EXERCISE AIM: Every line must be returned precisely as it is written.

[Dataset rows about figures]
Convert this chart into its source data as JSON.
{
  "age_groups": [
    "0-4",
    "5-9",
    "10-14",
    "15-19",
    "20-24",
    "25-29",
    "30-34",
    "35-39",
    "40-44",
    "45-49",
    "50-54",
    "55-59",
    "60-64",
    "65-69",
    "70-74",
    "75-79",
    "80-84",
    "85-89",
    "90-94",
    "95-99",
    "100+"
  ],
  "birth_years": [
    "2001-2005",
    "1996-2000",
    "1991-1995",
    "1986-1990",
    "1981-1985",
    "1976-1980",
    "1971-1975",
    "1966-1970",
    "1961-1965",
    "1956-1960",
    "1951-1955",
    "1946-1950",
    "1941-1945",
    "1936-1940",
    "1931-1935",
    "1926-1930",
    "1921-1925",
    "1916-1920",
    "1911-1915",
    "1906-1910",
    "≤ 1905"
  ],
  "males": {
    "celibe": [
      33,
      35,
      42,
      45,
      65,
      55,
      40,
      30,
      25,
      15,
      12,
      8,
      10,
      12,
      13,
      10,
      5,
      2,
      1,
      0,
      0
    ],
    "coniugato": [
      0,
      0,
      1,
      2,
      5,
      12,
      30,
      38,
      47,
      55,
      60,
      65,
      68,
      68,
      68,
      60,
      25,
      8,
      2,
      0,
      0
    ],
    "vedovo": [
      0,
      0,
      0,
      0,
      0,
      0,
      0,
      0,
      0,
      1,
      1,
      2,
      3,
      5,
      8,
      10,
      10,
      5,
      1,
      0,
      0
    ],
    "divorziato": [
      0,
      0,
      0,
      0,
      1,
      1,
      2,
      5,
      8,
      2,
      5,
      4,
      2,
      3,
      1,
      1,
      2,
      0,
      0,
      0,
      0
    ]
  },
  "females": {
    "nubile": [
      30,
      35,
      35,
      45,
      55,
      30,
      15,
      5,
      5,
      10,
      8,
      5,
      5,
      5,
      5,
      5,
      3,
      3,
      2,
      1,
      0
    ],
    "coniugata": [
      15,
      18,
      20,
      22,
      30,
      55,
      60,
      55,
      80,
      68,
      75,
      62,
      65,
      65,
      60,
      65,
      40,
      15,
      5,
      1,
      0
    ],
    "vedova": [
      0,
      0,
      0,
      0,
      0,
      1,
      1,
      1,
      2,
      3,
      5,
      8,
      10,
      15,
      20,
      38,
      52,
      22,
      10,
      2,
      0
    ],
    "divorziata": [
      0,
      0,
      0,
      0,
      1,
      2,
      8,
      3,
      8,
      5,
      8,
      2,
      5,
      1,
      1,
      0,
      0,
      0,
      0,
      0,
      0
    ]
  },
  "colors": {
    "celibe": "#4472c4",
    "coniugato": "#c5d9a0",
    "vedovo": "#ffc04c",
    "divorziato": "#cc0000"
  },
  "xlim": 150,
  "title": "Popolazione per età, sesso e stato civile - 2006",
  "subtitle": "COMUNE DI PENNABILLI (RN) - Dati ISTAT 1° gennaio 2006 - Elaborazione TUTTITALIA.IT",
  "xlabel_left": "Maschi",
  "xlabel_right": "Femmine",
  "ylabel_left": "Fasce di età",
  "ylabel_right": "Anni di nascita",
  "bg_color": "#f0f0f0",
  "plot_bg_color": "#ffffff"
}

ANSWER TO THIS PROBLEM:
Convert this chart into its source data as JSON.
{
  "age_groups": [
    "0-4",
    "5-9",
    "10-14",
    "15-19",
    "20-24",
    "25-29",
    "30-34",
    "35-39",
    "40-44",
    "45-49",
    "50-54",
    "55-59",
    "60-64",
    "65-69",
    "70-74",
    "75-79",
    "80-84",
    "85-89",
    "90-94",
    "95-99",
    "100+"
  ],
  "birth_years": [
    "2001-2005",
    "1996-2000",
    "1991-1995",
    "1986-1990",
    "1981-1985",
    "1976-1980",
    "1971-1975",
    "1966-1970",
    "1961-1965",
    "1956-1960",
    "1951-1955",
    "1946-1950",
    "1941-1945",
    "1936-1940",
    "1931-1935",
    "1926-1930",
    "1921-1925",
    "1916-1920",
    "1911-1915",
    "1906-1910",
    "≤ 1905"
  ],
  "males": {
    "celibe": [
      33,
      35,
      42,
      45,
      65,
      55,
      40,
      30,
      25,
      15,
      12,
      8,
      10,
      12,
      13,
      10,
      5,
      2,
      1,
      0,
      0
    ],
    "coniugato": [
      0,
      0,
      1,
      2,
      5,
      12,
      30,
      38,
      47,
      55,
      60,
      65,
      68,
      68,
      68,
      60,
      25,
      8,
      2,
      0,
      0
    ],
    "vedovo": [
      0,
      0,
      0,
      0,
      0,
      0,
      0,
      0,
      0,
      1,
      1,
      2,
      3,
      5,
      8,
      10,
      10,
      5,
      1,
      0,
      0
    ],
    "divorziato": [
      0,
      0,
      0,
      0,
      1,
      1,
      2,
      5,
      8,
      2,
      5,
      4,
      2,
      3,
      1,
      1,
      2,
      0,
      0,
      0,
      0
    ]
  },
  "females": {
    "nubile": [
      30,
      35,
      35,
      45,
      55,
      30,
      15,
      5,
      5,
      10,
      8,
      5,
      5,
      5,
      5,
      5,
      3,
      3,
      2,
      1,
      0
    ],
    "coniugata": [
      15,
      18,
      20,
      22,
      30,
      55,
      60,
      55,
      80,
      68,
      75,
      62,
      65,
      65,
      60,
      65,
      40,
      15,
      5,
      1,
      0
    ],
    "vedova": [
      0,
      0,
      0,
      0,
      0,
      1,
      1,
      1,
      2,
      3,
      5,
      8,
      10,
      15,
      20,
      38,
      52,
      22,
      10,
      2,
      0
    ],
    "divorziata": [
      0,
      0,
      0,
      0,
      1,
      2,
      8,
      3,
      8,
      5,
      8,
      2,
      5,
      1,
      1,
      0,
      0,
      0,
      0,
      0,
      0
    ]
  },
  "colors": {
    "celibe": "#4472c4",
    "coniugato": "#c5d9a0",
    "vedovo": "#ffc04c",
    "divorziato": "#cc0000"
  },
  "xlim": 150,
  "title": "Popolazione per età, sesso e stato civile - 2006",
  "subtitle": "COMUNE DI PENNABILLI (RN) - Dati ISTAT 1° gennaio 2006 - Elaborazione TUTTITALIA.IT",
  "xlabel_left": "Maschi",
  "xlabel_right": "Femmine",
  "ylabel_left": "Fasce di età",
  "ylabel_right": "Anni di nascita",
  "bg_color": "#f0f0f0",
  "plot_bg_color": "#ffffff"
}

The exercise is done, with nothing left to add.